> Problem to work on
Pick every line from the data that holds the word "协议到期日".
◆ ◆ ◆ ◆ ◆
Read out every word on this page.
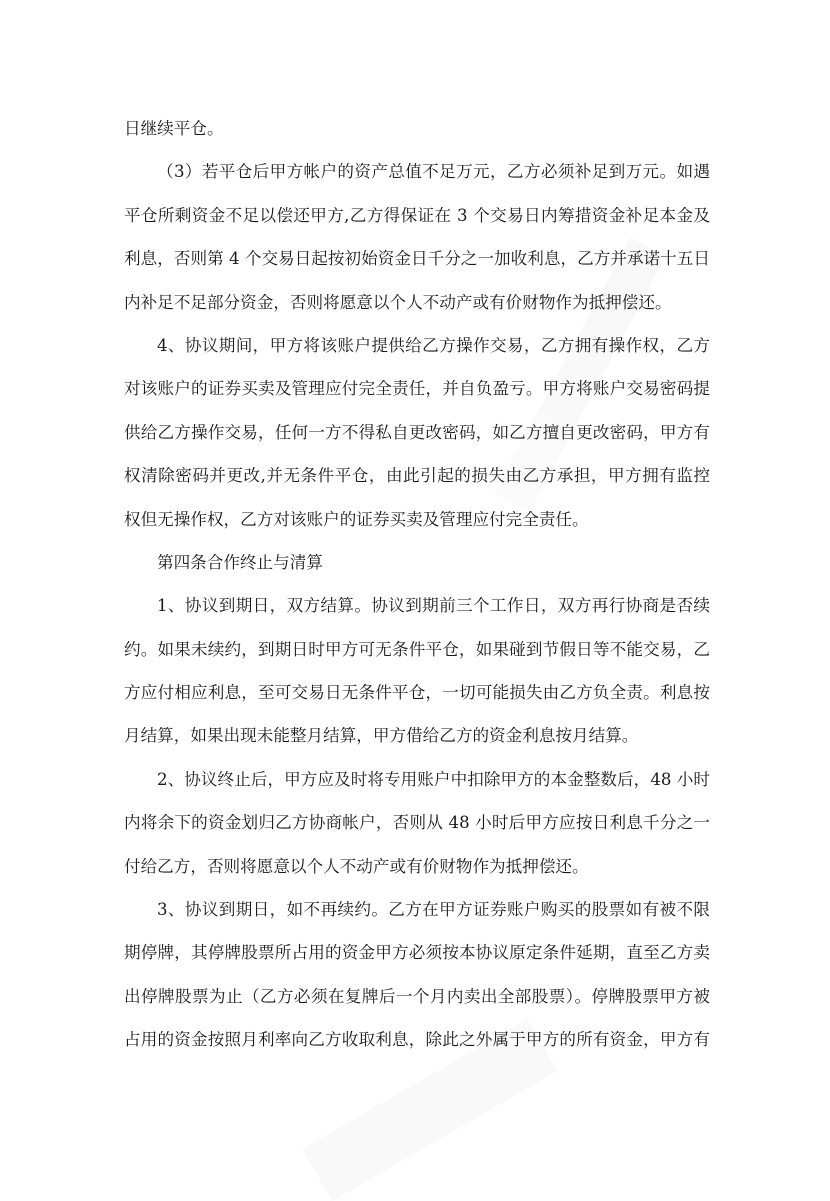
日继续平仓。
（3）若平仓后甲方帐户的资产总值不足万元，乙方必须补足到万元。如遇
平仓所剩资金不足以偿还甲方,乙方得保证在 3 个交易日内筹措资金补足本金及
利息，否则第 4 个交易日起按初始资金日千分之一加收利息，乙方并承诺十五日
内补足不足部分资金，否则将愿意以个人不动产或有价财物作为抵押偿还。
4、协议期间，甲方将该账户提供给乙方操作交易，乙方拥有操作权，乙方
对该账户的证券买卖及管理应付完全责任，并自负盈亏。甲方将账户交易密码提
供给乙方操作交易，任何一方不得私自更改密码，如乙方擅自更改密码，甲方有
权清除密码并更改,并无条件平仓，由此引起的损失由乙方承担，甲方拥有监控
权但无操作权，乙方对该账户的证券买卖及管理应付完全责任。
第四条合作终止与清算
1、协议到期日，双方结算。协议到期前三个工作日，双方再行协商是否续
约。如果未续约，到期日时甲方可无条件平仓，如果碰到节假日等不能交易，乙
方应付相应利息，至可交易日无条件平仓，一切可能损失由乙方负全责。利息按
月结算，如果出现未能整月结算，甲方借给乙方的资金利息按月结算。
2、协议终止后，甲方应及时将专用账户中扣除甲方的本金整数后，48 小时
内将余下的资金划归乙方协商帐户，否则从 48 小时后甲方应按日利息千分之一
付给乙方，否则将愿意以个人不动产或有价财物作为抵押偿还。
3、协议到期日，如不再续约。乙方在甲方证券账户购买的股票如有被不限
期停牌，其停牌股票所占用的资金甲方必须按本协议原定条件延期，直至乙方卖
出停牌股票为止（乙方必须在复牌后一个月内卖出全部股票）。停牌股票甲方被
占用的资金按照月利率向乙方收取利息，除此之外属于甲方的所有资金，甲方有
◆ ◆ ◆ ◆ ◆
> Written answer
1、协议到期日，双方结算。协议到期前三个工作日，双方再行协商是否续
3、协议到期日，如不再续约。乙方在甲方证券账户购买的股票如有被不限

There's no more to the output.